- STATED EXERCISE
Within the records below, find each line that holds the string "Output", then copy it.

- DATA FOR THIS TASK
....................

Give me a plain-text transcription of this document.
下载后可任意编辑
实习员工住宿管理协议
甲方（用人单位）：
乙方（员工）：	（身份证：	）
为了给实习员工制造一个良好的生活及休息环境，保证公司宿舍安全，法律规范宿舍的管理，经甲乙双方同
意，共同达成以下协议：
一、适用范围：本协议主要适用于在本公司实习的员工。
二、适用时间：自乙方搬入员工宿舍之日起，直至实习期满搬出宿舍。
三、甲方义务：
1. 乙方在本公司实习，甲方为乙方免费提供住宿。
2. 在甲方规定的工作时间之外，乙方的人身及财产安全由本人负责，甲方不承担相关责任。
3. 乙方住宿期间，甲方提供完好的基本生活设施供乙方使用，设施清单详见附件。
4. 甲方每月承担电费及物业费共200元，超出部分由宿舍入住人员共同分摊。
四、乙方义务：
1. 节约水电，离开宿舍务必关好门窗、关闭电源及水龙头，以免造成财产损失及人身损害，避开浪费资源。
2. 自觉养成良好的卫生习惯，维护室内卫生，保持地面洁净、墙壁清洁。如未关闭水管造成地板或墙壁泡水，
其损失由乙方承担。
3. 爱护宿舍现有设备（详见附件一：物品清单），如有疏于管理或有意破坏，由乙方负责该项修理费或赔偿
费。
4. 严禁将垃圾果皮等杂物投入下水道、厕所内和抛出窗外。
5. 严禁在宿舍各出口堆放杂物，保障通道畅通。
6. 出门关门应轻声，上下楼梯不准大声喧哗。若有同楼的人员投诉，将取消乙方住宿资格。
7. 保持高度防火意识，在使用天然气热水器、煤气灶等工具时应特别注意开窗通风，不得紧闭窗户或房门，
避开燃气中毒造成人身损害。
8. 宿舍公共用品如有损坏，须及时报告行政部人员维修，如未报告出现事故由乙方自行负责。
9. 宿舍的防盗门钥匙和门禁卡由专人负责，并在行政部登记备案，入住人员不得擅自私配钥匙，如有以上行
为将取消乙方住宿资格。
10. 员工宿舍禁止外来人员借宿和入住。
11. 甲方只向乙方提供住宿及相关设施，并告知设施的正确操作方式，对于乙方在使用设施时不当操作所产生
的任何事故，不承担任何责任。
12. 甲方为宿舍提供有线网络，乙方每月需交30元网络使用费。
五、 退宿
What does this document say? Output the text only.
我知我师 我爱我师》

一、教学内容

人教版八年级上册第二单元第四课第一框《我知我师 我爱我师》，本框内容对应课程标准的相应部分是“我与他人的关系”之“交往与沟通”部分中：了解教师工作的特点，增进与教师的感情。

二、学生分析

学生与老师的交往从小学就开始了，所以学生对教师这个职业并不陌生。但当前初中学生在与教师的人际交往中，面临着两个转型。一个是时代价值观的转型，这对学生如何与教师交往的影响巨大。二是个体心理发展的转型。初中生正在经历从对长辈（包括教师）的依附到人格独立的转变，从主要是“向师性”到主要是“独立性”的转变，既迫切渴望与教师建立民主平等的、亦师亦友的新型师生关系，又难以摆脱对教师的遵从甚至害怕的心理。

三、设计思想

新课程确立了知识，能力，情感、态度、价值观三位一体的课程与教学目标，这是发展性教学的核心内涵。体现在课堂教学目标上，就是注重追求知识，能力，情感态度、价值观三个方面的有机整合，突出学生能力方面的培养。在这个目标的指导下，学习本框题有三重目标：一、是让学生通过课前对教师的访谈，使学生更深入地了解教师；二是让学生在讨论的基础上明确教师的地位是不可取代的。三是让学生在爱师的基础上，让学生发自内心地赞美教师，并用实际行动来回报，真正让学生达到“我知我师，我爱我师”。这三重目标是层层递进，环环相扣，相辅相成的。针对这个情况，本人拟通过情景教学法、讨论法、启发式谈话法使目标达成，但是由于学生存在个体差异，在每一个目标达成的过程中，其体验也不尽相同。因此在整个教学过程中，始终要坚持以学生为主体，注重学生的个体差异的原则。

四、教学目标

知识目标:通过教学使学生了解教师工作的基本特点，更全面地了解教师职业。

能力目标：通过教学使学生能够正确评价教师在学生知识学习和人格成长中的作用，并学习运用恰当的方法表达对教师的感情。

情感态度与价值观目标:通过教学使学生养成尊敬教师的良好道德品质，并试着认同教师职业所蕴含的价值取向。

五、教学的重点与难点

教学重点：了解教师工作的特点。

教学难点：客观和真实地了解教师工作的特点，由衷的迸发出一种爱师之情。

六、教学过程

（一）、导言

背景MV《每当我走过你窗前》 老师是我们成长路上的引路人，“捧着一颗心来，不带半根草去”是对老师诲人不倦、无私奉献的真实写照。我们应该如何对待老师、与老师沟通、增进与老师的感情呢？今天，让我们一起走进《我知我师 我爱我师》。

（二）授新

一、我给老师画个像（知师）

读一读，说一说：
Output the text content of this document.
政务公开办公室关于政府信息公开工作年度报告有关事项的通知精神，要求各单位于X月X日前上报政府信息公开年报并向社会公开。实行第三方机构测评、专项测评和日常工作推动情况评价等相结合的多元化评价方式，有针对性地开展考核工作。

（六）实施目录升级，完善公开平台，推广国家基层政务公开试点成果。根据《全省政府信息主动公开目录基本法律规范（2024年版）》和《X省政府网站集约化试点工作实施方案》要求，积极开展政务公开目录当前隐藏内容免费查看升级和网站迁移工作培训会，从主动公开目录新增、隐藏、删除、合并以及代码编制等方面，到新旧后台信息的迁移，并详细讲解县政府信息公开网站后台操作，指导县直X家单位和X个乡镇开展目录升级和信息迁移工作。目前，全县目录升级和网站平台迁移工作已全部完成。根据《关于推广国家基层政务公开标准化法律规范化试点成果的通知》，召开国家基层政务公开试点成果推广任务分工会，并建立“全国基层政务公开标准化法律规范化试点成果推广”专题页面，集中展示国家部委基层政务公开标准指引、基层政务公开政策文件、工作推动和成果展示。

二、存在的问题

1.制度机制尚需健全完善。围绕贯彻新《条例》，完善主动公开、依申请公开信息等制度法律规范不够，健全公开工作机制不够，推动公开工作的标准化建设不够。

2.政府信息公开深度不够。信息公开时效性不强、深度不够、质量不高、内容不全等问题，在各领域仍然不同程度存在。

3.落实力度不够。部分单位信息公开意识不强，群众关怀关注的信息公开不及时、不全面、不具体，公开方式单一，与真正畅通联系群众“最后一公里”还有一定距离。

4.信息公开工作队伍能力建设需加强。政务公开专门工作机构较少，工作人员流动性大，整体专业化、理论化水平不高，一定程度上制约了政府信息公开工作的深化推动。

....................

- SOLVED PROBLEM
What does this document say? Output the text only.
Output the text content of this document.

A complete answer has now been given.